EXERCISE PROMPT: Each line containing the word "عائلتي" should be found and copied.

Dataset records:
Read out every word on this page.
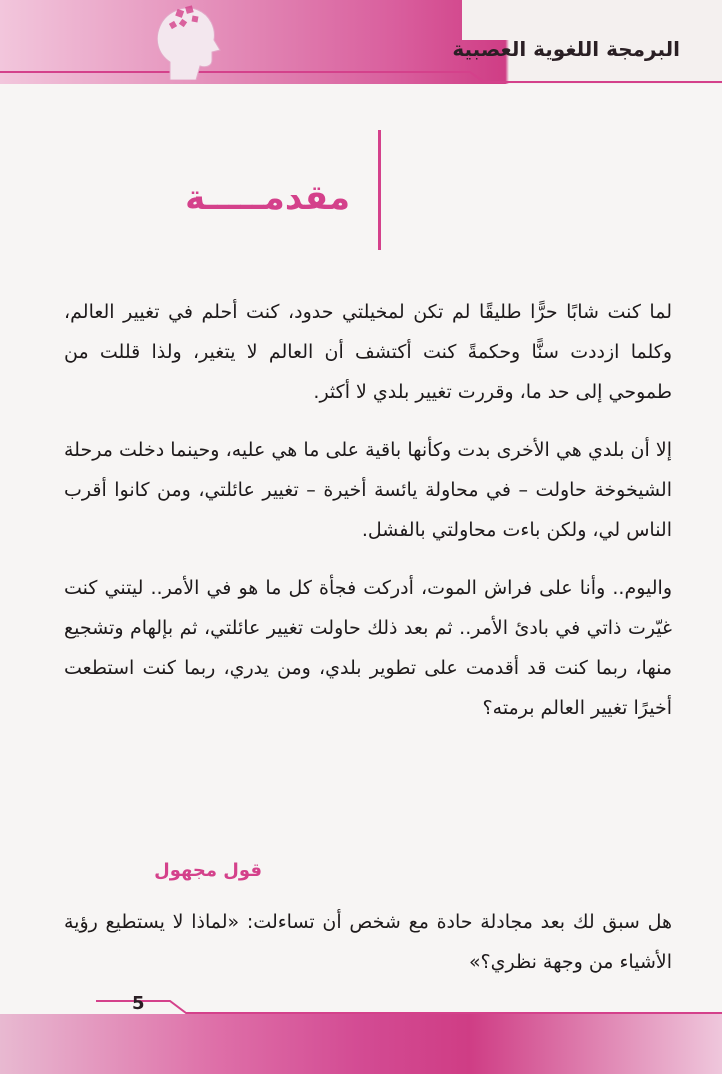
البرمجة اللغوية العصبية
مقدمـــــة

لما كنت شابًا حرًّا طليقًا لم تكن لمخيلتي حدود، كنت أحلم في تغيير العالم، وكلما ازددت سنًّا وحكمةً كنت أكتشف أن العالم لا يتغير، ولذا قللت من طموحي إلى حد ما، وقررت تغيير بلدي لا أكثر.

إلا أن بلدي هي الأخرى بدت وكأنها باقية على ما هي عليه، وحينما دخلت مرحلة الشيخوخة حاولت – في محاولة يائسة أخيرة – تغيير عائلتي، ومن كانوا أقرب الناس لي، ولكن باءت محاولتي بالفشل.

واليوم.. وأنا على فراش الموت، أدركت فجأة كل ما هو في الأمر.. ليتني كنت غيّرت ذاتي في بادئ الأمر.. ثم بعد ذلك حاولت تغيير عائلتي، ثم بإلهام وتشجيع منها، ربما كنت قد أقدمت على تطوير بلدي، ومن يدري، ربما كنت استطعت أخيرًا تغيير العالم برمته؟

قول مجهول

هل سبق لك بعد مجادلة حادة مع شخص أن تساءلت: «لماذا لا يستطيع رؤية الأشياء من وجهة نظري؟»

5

CORRECT RESPONSE:
إلا أن بلدي هي الأخرى بدت وكأنها باقية على ما هي عليه، وحينما دخلت مرحلة الشيخوخة حاولت – في محاولة يائسة أخيرة – تغيير عائلتي، ومن كانوا أقرب الناس لي، ولكن باءت محاولتي بالفشل.
واليوم.. وأنا على فراش الموت، أدركت فجأة كل ما هو في الأمر.. ليتني كنت غيّرت ذاتي في بادئ الأمر.. ثم بعد ذلك حاولت تغيير عائلتي، ثم بإلهام وتشجيع منها، ربما كنت قد أقدمت على تطوير بلدي، ومن يدري، ربما كنت استطعت أخيرًا تغيير العالم برمته؟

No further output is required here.